__Extrahierter Text__
A

 

Art: Vultur gryphus
Englisch: Andean Condor
Französisch: Condor des Andes

Verbreitung
Die Heimat des Andenkondors ist die Kette der Kordillieren von Westvenezuela bis Feuerland und die Küste von Peru bis zur Südspitze. Außerdem lebt er auf den Inseln des Humboldstroms und an der Atlantikküste von Feuerland bis zur Mündung des Rio Negro. Ein inselartiges Vorkommen in den Sierras der Cordoba Provinz Argentinien und in den Santa Martha Mountains in Kolumbien zu verzeichnen.

 

Habitat
Er lebt vor allem in den Hochgebirgsregionen zwischen 3000 und 5000 m, über der Buschlandregion. An der Küste sucht der Kondor steile Klippen auf.

Lebensweise
Kondore sind als Einzelflieger, paarweise, aber auch in Gruppen unterwegs. In langen Suchflügen legen sie größere Entfernungen zurück. Dabei können Flughöhen von bis zu 7500 m erreicht werden! Die Vögel folgen aber auch größeren Herden, um das Fallwild sofort auffinden zu können.


Nahrung
Ausschließlich Aas von Rindern und anderen Großsäugern, aber auch von angeschwemmten Meeressäugern

Fortpflanzung
Das Gelege enthält 1-2 Eier, die im September und Oktober gelegt werden und in der Nordhemisphäre in den Frühlingsmonaten. Das Junge wird 6 Monate lang von den Eltern versorgt.

 

Bestandsentwicklung
In Ecuador leben noch ca. 60 Andenkondore, die Hälfte davon in Gefangenschaft. Der starke Rückgang dieses Greifvogels ist nicht etwa auf die Zerstörung der natürlichen Lebensräume zurückzuführen, sondern resultiert aus der Verringerung der Haciendaflächen. Große Rinderzuchtfarmen sind in den letzten Jahrzehnten immer mehr touristischen Anlagen gewichen und somit mangelt es den Andenkondoren zunehmend an Nahrung.

__Daten zur Analyse__
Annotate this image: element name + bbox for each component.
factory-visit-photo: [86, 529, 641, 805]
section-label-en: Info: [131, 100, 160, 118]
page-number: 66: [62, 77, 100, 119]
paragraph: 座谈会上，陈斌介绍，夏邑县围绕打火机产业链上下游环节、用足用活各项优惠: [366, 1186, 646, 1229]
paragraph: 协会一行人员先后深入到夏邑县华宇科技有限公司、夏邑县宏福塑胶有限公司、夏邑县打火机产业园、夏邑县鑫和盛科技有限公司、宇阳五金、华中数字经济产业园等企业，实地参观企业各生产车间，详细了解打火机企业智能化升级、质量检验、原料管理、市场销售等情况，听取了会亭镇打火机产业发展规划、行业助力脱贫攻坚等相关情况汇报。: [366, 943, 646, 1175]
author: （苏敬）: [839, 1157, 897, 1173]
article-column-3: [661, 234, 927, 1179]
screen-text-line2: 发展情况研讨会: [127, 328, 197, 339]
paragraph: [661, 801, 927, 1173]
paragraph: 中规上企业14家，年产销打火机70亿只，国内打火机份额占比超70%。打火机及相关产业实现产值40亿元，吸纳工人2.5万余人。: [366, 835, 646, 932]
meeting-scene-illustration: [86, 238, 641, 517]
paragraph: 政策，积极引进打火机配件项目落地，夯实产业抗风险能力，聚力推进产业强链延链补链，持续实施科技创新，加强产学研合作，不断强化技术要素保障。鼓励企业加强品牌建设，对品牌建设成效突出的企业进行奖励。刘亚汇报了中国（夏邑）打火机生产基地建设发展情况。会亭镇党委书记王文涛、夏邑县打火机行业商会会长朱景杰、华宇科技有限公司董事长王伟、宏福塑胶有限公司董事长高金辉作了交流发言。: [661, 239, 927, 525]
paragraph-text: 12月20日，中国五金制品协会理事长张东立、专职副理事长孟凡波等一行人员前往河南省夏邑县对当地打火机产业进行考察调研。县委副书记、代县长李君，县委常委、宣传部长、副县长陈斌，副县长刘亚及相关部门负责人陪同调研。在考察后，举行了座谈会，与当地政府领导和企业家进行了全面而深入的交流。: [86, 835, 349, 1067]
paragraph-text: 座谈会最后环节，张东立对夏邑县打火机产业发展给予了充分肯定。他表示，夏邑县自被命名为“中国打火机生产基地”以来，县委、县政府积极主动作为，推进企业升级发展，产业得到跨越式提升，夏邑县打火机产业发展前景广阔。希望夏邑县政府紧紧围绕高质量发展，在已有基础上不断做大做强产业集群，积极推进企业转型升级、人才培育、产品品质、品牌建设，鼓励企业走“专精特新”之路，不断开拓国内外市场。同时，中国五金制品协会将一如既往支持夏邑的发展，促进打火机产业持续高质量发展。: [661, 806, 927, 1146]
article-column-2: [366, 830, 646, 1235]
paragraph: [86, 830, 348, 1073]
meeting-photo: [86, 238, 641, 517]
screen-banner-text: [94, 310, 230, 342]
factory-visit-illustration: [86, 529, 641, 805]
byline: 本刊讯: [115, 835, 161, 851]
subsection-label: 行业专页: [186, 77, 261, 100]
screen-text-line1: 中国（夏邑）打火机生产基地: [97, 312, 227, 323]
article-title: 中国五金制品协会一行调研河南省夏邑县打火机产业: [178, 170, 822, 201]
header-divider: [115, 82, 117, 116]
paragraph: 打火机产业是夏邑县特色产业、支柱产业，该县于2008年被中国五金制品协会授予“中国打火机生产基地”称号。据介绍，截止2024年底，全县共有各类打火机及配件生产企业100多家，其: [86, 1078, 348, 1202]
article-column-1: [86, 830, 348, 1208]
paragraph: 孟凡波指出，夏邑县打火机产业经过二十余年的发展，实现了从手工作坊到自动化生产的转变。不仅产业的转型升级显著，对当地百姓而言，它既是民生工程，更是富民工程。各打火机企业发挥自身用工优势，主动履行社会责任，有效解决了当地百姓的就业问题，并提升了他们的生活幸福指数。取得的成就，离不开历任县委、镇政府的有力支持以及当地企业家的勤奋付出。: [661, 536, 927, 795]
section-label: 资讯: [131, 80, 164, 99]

__Aufgabe__
Beantworten Sie anhand des Textes über den Andenkondor:
(a) In welchem Höhenbereich lebt der Andenkondor laut Abschnitt „Habitat“ vor allem?
(b) Welche Flughöhe können Kondore bei ihren langen Suchflügen erreichen?
(c) Wie viele Andenkondore leben laut Abschnitt „Bestandsentwicklung“ noch in Ecuador?

__Lösung__
(a) Zwischen 3000 und 5000 m, über der Buschlandregion.
(b) Bis zu 7500 m.
(c) Ca. 60.